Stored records
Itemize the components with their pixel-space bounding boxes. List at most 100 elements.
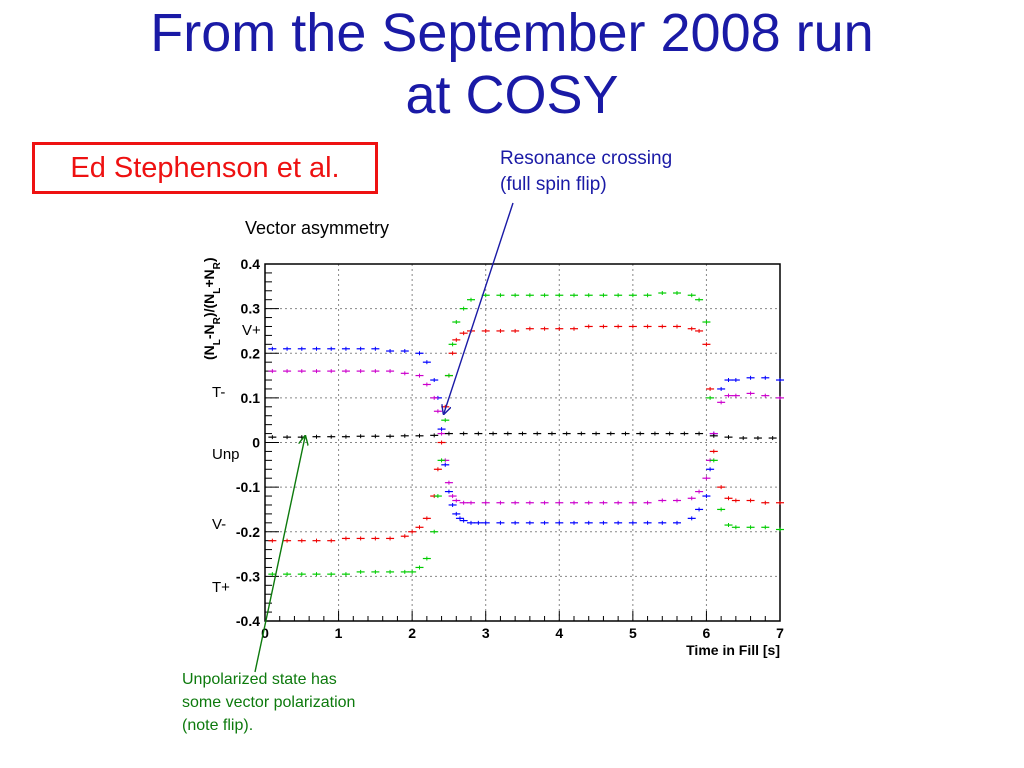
data-point <box>776 500 784 505</box>
data-point <box>606 431 615 436</box>
data-series <box>268 324 784 543</box>
data-point <box>709 458 718 463</box>
y-tick-label: 0 <box>252 435 260 451</box>
data-point <box>643 520 652 525</box>
data-point <box>731 378 740 383</box>
data-point <box>673 324 681 329</box>
data-point <box>731 498 740 503</box>
data-point <box>430 395 439 400</box>
unpolarized-arrow <box>254 437 305 673</box>
annotation-unpolarized: Unpolarized state has some vector polari… <box>182 668 355 737</box>
x-tick-label: 1 <box>335 625 343 641</box>
data-point <box>371 536 380 541</box>
data-point <box>327 572 336 577</box>
data-point <box>341 572 350 577</box>
data-point <box>673 520 681 525</box>
data-point <box>341 434 350 439</box>
data-point <box>599 500 608 505</box>
data-point <box>430 433 439 438</box>
data-point <box>448 342 457 347</box>
resonance-arrow <box>444 202 514 413</box>
data-point <box>474 431 483 436</box>
data-point <box>562 431 571 436</box>
data-point <box>496 500 505 505</box>
data-point <box>680 431 689 436</box>
axis-ticks: 0 1 2 3 4 5 6 7 -0.4 -0.3 -0.2 -0.1 0 0.1 0.2 0.3 0.4 <box>236 256 784 641</box>
data-point <box>268 435 277 440</box>
y-tick-label: 0.2 <box>241 345 261 361</box>
data-point <box>628 324 637 329</box>
data-point <box>643 293 652 298</box>
data-point <box>577 431 586 436</box>
data-point <box>268 369 277 374</box>
data-point <box>496 520 505 525</box>
slide-title-line2: at COSY <box>405 65 619 125</box>
data-point <box>268 538 277 543</box>
data-point <box>297 369 306 374</box>
data-point <box>371 346 380 351</box>
state-label-tplus: T+ <box>212 579 230 596</box>
data-point <box>312 369 321 374</box>
data-point <box>540 293 549 298</box>
y-tick-label: 0.3 <box>241 301 261 317</box>
data-point <box>422 360 431 365</box>
data-point <box>650 431 659 436</box>
data-point <box>695 489 704 494</box>
data-point <box>761 500 770 505</box>
data-point <box>268 346 277 351</box>
data-point <box>400 371 409 376</box>
data-point <box>283 346 292 351</box>
data-point <box>687 516 696 521</box>
data-point <box>584 293 593 298</box>
data-point <box>511 520 520 525</box>
data-point <box>452 498 461 503</box>
y-tick-label: 0.1 <box>241 390 261 406</box>
data-point <box>511 500 520 505</box>
data-point <box>687 496 696 501</box>
data-point <box>422 556 431 561</box>
annotation-unpolarized-line2: some vector polarization <box>182 694 356 711</box>
x-tick-label: 0 <box>261 625 269 641</box>
data-point <box>312 538 321 543</box>
data-point <box>441 418 450 423</box>
data-point <box>433 467 442 472</box>
data-point <box>283 435 292 440</box>
data-point <box>356 434 365 439</box>
x-tick-label: 7 <box>776 625 784 641</box>
data-point <box>695 431 704 436</box>
data-point <box>430 529 439 534</box>
data-point <box>400 534 409 539</box>
chart-title: Vector asymmetry <box>245 218 390 238</box>
data-point <box>636 431 645 436</box>
data-series <box>268 346 784 525</box>
data-point <box>658 291 667 296</box>
data-point <box>695 507 704 512</box>
annotation-resonance-line1: Resonance crossing <box>500 148 673 169</box>
y-tick-label: -0.1 <box>236 479 260 495</box>
data-point <box>503 431 512 436</box>
data-point <box>327 346 336 351</box>
data-point <box>533 431 542 436</box>
data-point <box>386 434 395 439</box>
data-point <box>327 538 336 543</box>
data-point <box>415 373 424 378</box>
y-tick-label: -0.2 <box>236 524 260 540</box>
data-point <box>614 293 623 298</box>
data-point <box>555 293 564 298</box>
data-point <box>709 433 718 438</box>
data-point <box>444 489 453 494</box>
data-point <box>614 520 623 525</box>
slide-title-line1: From the September 2008 run <box>150 3 874 63</box>
data-point <box>776 395 784 400</box>
data-point <box>400 349 409 354</box>
data-point <box>702 476 711 481</box>
data-point <box>448 494 457 499</box>
data-point <box>459 518 468 523</box>
data-point <box>452 337 461 342</box>
data-point <box>408 569 417 574</box>
data-point <box>687 326 696 331</box>
data-point <box>673 498 681 503</box>
data-point <box>695 328 704 333</box>
x-tick-label: 3 <box>482 625 490 641</box>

WORK INSTRUCTIONS :: Lay out the lines of the records from the one containing "data-point <box>776 500 784 505</box>" through the one containing "data-point <box>283 346 292 351</box>" as a Markdown table with the columns Row and Line, leaving out any blank lines.

FULL ANSWER ::
| Row | Line |
|---|---|
| 1 | data-point <box>776 500 784 505</box> |
| 2 | data-point <box>606 431 615 436</box> |
| 3 | data-series <box>268 324 784 543</box> |
| 4 | data-point <box>709 458 718 463</box> |
| 5 | y-tick-label: 0 <box>252 435 260 451</box> |
| 6 | data-point <box>643 520 652 525</box> |
| 7 | data-point <box>731 378 740 383</box> |
| 8 | data-point <box>673 324 681 329</box> |
| 9 | data-point <box>731 498 740 503</box> |
| 10 | data-point <box>430 395 439 400</box> |
| 11 | unpolarized-arrow <box>254 437 305 673</box> |
| 12 | annotation-unpolarized: Unpolarized state has some vector polari… <box>182 668 355 737</box> |
| 13 | x-tick-label: 1 <box>335 625 343 641</box> |
| 14 | data-point <box>371 536 380 541</box> |
| 15 | data-point <box>327 572 336 577</box> |
| 16 | data-point <box>341 572 350 577</box> |
| 17 | data-point <box>673 520 681 525</box> |
| 18 | data-point <box>341 434 350 439</box> |
| 19 | data-point <box>599 500 608 505</box> |
| 20 | data-point <box>430 433 439 438</box> |
| 21 | data-point <box>448 342 457 347</box> |
| 22 | resonance-arrow <box>444 202 514 413</box> |
| 23 | data-point <box>474 431 483 436</box> |
| 24 | data-point <box>562 431 571 436</box> |
| 25 | data-point <box>496 500 505 505</box> |
| 26 | data-point <box>680 431 689 436</box> |
| 27 | axis-ticks: 0 1 2 3 4 5 6 7 -0.4 -0.3 -0.2 -0.1 0 0.1 0.2 0.3 0.4 <box>236 256 784 641</box> |
| 28 | data-point <box>268 435 277 440</box> |
| 29 | y-tick-label: 0.2 <box>241 345 261 361</box> |
| 30 | data-point <box>628 324 637 329</box> |
| 31 | data-point <box>643 293 652 298</box> |
| 32 | data-point <box>577 431 586 436</box> |
| 33 | data-point <box>268 369 277 374</box> |
| 34 | data-point <box>496 520 505 525</box> |
| 35 | slide-title-line2: at COSY <box>405 65 619 125</box> |
| 36 | data-point <box>268 538 277 543</box> |
| 37 | data-point <box>297 369 306 374</box> |
| 38 | data-point <box>371 346 380 351</box> |
| 39 | state-label-tplus: T+ <box>212 579 230 596</box> |
| 40 | data-point <box>312 369 321 374</box> |
| 41 | data-point <box>540 293 549 298</box> |
| 42 | y-tick-label: 0.3 <box>241 301 261 317</box> |
| 43 | data-point <box>422 360 431 365</box> |
| 44 | data-point <box>650 431 659 436</box> |
| 45 | data-point <box>695 489 704 494</box> |
| 46 | data-point <box>761 500 770 505</box> |
| 47 | data-point <box>268 346 277 351</box> |
| 48 | data-point <box>400 371 409 376</box> |
| 49 | data-point <box>283 346 292 351</box> |